Report every line in the listing below where the string "name" shows up.

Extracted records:
◆ ◆ ◆ ◆ ◆ ◆ ◆

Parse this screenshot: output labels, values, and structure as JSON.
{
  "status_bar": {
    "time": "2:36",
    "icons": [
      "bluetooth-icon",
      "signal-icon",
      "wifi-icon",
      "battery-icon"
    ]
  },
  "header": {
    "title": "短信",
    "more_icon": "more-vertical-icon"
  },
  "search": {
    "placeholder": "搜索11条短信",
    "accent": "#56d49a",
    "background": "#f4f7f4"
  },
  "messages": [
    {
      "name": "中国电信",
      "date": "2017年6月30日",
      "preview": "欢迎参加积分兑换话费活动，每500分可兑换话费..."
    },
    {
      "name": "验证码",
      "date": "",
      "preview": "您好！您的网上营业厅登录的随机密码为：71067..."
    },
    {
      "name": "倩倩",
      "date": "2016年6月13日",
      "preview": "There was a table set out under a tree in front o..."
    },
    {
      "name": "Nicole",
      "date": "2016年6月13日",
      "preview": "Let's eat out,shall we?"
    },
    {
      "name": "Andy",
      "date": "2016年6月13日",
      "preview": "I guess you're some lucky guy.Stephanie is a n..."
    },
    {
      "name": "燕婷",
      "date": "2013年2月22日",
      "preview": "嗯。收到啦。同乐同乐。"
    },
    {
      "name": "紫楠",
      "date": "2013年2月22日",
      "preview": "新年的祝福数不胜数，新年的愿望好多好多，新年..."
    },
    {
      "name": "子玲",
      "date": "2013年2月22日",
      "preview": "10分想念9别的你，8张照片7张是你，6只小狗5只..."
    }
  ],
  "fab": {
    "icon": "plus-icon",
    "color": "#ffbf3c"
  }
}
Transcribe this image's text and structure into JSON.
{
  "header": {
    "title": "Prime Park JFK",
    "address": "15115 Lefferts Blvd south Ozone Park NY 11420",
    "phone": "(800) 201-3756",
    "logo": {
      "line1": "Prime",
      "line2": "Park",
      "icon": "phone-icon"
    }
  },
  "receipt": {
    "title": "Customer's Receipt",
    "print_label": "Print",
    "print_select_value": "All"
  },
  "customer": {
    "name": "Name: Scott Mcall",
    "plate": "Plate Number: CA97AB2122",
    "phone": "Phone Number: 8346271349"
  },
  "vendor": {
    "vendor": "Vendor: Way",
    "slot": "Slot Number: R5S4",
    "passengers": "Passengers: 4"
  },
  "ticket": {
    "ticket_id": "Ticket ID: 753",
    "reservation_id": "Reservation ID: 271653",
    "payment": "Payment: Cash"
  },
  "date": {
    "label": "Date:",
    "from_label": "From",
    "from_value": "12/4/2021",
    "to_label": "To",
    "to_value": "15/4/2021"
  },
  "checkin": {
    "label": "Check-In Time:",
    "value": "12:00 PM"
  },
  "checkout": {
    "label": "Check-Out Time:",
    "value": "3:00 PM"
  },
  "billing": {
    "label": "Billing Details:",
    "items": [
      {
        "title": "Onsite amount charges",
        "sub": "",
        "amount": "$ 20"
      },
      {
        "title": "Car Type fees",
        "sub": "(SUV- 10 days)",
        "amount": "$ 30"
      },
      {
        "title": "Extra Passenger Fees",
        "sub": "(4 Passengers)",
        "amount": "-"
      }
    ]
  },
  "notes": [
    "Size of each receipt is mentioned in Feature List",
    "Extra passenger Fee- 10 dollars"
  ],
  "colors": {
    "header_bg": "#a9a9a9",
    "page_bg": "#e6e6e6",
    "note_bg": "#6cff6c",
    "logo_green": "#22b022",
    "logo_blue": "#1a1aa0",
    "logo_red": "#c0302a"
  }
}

◆ ◆ ◆ ◆ ◆ ◆ ◆

_The completed task_:
      "name": "中国电信",
      "name": "验证码",
      "name": "倩倩",
      "name": "Nicole",
      "name": "Andy",
      "name": "燕婷",
      "name": "紫楠",
      "name": "子玲",
    "name": "Name: Scott Mcall",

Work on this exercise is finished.